## Collected data entries

····················

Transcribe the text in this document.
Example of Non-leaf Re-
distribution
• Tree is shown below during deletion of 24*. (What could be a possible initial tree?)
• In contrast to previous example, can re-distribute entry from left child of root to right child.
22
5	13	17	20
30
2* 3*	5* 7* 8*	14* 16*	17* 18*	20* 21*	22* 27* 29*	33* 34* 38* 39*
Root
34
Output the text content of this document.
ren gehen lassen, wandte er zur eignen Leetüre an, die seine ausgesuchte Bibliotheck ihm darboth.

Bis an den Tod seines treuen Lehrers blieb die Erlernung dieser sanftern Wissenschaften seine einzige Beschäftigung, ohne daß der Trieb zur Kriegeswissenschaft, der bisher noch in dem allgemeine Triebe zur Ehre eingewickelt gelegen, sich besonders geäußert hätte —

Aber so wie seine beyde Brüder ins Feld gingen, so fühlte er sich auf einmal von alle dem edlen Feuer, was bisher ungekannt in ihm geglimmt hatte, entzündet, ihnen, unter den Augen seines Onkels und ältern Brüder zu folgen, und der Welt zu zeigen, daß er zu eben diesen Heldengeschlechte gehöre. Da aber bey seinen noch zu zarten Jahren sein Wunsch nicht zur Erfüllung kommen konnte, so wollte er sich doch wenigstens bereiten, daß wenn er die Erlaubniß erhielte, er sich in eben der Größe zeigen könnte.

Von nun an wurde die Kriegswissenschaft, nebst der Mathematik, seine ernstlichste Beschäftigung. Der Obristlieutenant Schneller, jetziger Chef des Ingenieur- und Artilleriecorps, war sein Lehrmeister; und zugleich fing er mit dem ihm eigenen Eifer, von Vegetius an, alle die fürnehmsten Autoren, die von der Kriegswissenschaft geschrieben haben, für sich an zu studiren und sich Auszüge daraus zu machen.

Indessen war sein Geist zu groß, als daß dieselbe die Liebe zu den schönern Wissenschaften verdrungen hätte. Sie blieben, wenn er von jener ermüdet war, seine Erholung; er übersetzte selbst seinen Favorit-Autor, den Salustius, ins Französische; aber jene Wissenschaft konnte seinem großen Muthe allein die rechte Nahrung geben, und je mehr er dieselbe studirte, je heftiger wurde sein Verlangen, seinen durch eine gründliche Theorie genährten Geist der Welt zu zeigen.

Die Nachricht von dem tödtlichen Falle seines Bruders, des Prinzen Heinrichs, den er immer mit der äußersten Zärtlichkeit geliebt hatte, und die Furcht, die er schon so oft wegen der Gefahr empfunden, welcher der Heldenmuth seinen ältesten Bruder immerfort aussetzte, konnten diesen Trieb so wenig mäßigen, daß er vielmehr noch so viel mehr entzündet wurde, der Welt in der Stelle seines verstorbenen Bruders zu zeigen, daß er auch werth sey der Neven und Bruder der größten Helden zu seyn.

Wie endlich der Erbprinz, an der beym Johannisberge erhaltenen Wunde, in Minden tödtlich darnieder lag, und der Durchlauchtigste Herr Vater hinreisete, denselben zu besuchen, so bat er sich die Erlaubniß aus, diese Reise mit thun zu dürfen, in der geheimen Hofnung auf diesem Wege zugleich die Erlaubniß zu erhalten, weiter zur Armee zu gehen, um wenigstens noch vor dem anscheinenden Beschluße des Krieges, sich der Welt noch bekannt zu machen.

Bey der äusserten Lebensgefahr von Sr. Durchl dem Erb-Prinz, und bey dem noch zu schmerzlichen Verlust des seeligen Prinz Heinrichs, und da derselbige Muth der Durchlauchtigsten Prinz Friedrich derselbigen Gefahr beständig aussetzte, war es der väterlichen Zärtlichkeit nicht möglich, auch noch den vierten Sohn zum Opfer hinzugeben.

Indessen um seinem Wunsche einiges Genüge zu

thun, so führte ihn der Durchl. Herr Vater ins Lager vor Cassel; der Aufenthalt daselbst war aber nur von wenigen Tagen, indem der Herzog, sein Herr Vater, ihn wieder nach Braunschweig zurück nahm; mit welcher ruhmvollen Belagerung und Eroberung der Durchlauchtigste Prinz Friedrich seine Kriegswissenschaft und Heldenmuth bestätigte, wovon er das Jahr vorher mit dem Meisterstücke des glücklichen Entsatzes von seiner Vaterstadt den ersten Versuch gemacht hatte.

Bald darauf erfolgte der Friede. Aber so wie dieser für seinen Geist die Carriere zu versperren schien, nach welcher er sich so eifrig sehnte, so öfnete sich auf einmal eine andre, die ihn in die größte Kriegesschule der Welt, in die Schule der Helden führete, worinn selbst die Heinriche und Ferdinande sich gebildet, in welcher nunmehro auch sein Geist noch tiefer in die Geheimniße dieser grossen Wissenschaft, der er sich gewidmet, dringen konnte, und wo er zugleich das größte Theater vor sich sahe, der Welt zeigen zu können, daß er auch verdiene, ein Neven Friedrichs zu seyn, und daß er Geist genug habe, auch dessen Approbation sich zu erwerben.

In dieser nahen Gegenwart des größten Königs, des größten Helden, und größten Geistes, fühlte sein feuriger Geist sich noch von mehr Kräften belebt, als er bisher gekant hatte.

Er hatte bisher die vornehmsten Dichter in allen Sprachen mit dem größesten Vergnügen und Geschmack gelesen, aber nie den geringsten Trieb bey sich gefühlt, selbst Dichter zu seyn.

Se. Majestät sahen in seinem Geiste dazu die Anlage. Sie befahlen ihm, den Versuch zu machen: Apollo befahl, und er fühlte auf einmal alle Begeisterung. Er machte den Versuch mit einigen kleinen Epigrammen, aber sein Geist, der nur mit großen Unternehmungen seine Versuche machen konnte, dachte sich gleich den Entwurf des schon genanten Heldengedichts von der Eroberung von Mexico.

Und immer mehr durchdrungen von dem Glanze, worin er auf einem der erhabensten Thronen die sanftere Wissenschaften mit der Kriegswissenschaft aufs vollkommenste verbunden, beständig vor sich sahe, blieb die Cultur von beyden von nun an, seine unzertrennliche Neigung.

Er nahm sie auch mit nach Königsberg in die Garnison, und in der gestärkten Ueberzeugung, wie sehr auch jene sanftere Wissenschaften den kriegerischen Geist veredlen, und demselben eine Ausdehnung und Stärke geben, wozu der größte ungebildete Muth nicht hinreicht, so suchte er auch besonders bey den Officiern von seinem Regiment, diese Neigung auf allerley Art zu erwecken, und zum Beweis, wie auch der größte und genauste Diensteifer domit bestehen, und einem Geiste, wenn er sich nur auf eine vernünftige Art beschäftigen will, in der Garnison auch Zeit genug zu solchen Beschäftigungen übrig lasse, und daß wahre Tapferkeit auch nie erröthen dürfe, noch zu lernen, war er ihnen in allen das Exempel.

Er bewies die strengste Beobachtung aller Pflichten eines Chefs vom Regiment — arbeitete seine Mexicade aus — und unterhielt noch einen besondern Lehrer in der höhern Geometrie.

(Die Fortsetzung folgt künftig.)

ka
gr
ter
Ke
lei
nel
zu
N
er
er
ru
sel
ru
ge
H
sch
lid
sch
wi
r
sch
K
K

····················

## Instruction
Every entry should be printed again exactly as it stands.

## Task solution
Transcribe the text in this document.
Example of Non-leaf Re-
distribution
• Tree is shown below during deletion of 24*. (What could be a possible initial tree?)
• In contrast to previous example, can re-distribute entry from left child of root to right child.
22
5	13	17	20
30
2* 3*	5* 7* 8*	14* 16*	17* 18*	20* 21*	22* 27* 29*	33* 34* 38* 39*
Root
34
Output the text content of this document.
ren gehen lassen, wandte er zur eignen Leetüre an, die seine ausgesuchte Bibliotheck ihm darboth.

Bis an den Tod seines treuen Lehrers blieb die Erlernung dieser sanftern Wissenschaften seine einzige Beschäftigung, ohne daß der Trieb zur Kriegeswissenschaft, der bisher noch in dem allgemeine Triebe zur Ehre eingewickelt gelegen, sich besonders geäußert hätte —

Aber so wie seine beyde Brüder ins Feld gingen, so fühlte er sich auf einmal von alle dem edlen Feuer, was bisher ungekannt in ihm geglimmt hatte, entzündet, ihnen, unter den Augen seines Onkels und ältern Brüder zu folgen, und der Welt zu zeigen, daß er zu eben diesen Heldengeschlechte gehöre. Da aber bey seinen noch zu zarten Jahren sein Wunsch nicht zur Erfüllung kommen konnte, so wollte er sich doch wenigstens bereiten, daß wenn er die Erlaubniß erhielte, er sich in eben der Größe zeigen könnte.

Von nun an wurde die Kriegswissenschaft, nebst der Mathematik, seine ernstlichste Beschäftigung. Der Obristlieutenant Schneller, jetziger Chef des Ingenieur- und Artilleriecorps, war sein Lehrmeister; und zugleich fing er mit dem ihm eigenen Eifer, von Vegetius an, alle die fürnehmsten Autoren, die von der Kriegswissenschaft geschrieben haben, für sich an zu studiren und sich Auszüge daraus zu machen.

Indessen war sein Geist zu groß, als daß dieselbe die Liebe zu den schönern Wissenschaften verdrungen hätte. Sie blieben, wenn er von jener ermüdet war, seine Erholung; er übersetzte selbst seinen Favorit-Autor, den Salustius, ins Französische; aber jene Wissenschaft konnte seinem großen Muthe allein die rechte Nahrung geben, und je mehr er dieselbe studirte, je heftiger wurde sein Verlangen, seinen durch eine gründliche Theorie genährten Geist der Welt zu zeigen.

Die Nachricht von dem tödtlichen Falle seines Bruders, des Prinzen Heinrichs, den er immer mit der äußersten Zärtlichkeit geliebt hatte, und die Furcht, die er schon so oft wegen der Gefahr empfunden, welcher der Heldenmuth seinen ältesten Bruder immerfort aussetzte, konnten diesen Trieb so wenig mäßigen, daß er vielmehr noch so viel mehr entzündet wurde, der Welt in der Stelle seines verstorbenen Bruders zu zeigen, daß er auch werth sey der Neven und Bruder der größten Helden zu seyn.

Wie endlich der Erbprinz, an der beym Johannisberge erhaltenen Wunde, in Minden tödtlich darnieder lag, und der Durchlauchtigste Herr Vater hinreisete, denselben zu besuchen, so bat er sich die Erlaubniß aus, diese Reise mit thun zu dürfen, in der geheimen Hofnung auf diesem Wege zugleich die Erlaubniß zu erhalten, weiter zur Armee zu gehen, um wenigstens noch vor dem anscheinenden Beschluße des Krieges, sich der Welt noch bekannt zu machen.

Bey der äusserten Lebensgefahr von Sr. Durchl dem Erb-Prinz, und bey dem noch zu schmerzlichen Verlust des seeligen Prinz Heinrichs, und da derselbige Muth der Durchlauchtigsten Prinz Friedrich derselbigen Gefahr beständig aussetzte, war es der väterlichen Zärtlichkeit nicht möglich, auch noch den vierten Sohn zum Opfer hinzugeben.

Indessen um seinem Wunsche einiges Genüge zu

thun, so führte ihn der Durchl. Herr Vater ins Lager vor Cassel; der Aufenthalt daselbst war aber nur von wenigen Tagen, indem der Herzog, sein Herr Vater, ihn wieder nach Braunschweig zurück nahm; mit welcher ruhmvollen Belagerung und Eroberung der Durchlauchtigste Prinz Friedrich seine Kriegswissenschaft und Heldenmuth bestätigte, wovon er das Jahr vorher mit dem Meisterstücke des glücklichen Entsatzes von seiner Vaterstadt den ersten Versuch gemacht hatte.

Bald darauf erfolgte der Friede. Aber so wie dieser für seinen Geist die Carriere zu versperren schien, nach welcher er sich so eifrig sehnte, so öfnete sich auf einmal eine andre, die ihn in die größte Kriegesschule der Welt, in die Schule der Helden führete, worinn selbst die Heinriche und Ferdinande sich gebildet, in welcher nunmehro auch sein Geist noch tiefer in die Geheimniße dieser grossen Wissenschaft, der er sich gewidmet, dringen konnte, und wo er zugleich das größte Theater vor sich sahe, der Welt zeigen zu können, daß er auch verdiene, ein Neven Friedrichs zu seyn, und daß er Geist genug habe, auch dessen Approbation sich zu erwerben.

In dieser nahen Gegenwart des größten Königs, des größten Helden, und größten Geistes, fühlte sein feuriger Geist sich noch von mehr Kräften belebt, als er bisher gekant hatte.

Er hatte bisher die vornehmsten Dichter in allen Sprachen mit dem größesten Vergnügen und Geschmack gelesen, aber nie den geringsten Trieb bey sich gefühlt, selbst Dichter zu seyn.

Se. Majestät sahen in seinem Geiste dazu die Anlage. Sie befahlen ihm, den Versuch zu machen: Apollo befahl, und er fühlte auf einmal alle Begeisterung. Er machte den Versuch mit einigen kleinen Epigrammen, aber sein Geist, der nur mit großen Unternehmungen seine Versuche machen konnte, dachte sich gleich den Entwurf des schon genanten Heldengedichts von der Eroberung von Mexico.

Und immer mehr durchdrungen von dem Glanze, worin er auf einem der erhabensten Thronen die sanftere Wissenschaften mit der Kriegswissenschaft aufs vollkommenste verbunden, beständig vor sich sahe, blieb die Cultur von beyden von nun an, seine unzertrennliche Neigung.

Er nahm sie auch mit nach Königsberg in die Garnison, und in der gestärkten Ueberzeugung, wie sehr auch jene sanftere Wissenschaften den kriegerischen Geist veredlen, und demselben eine Ausdehnung und Stärke geben, wozu der größte ungebildete Muth nicht hinreicht, so suchte er auch besonders bey den Officiern von seinem Regiment, diese Neigung auf allerley Art zu erwecken, und zum Beweis, wie auch der größte und genauste Diensteifer domit bestehen, und einem Geiste, wenn er sich nur auf eine vernünftige Art beschäftigen will, in der Garnison auch Zeit genug zu solchen Beschäftigungen übrig lasse, und daß wahre Tapferkeit auch nie erröthen dürfe, noch zu lernen, war er ihnen in allen das Exempel.

Er bewies die strengste Beobachtung aller Pflichten eines Chefs vom Regiment — arbeitete seine Mexicade aus — und unterhielt noch einen besondern Lehrer in der höhern Geometrie.

(Die Fortsetzung folgt künftig.)

ka
gr
ter
Ke
lei
nel
zu
N
er
er
ru
sel
ru
ge
H
sch
lid
sch
wi
r
sch
K
K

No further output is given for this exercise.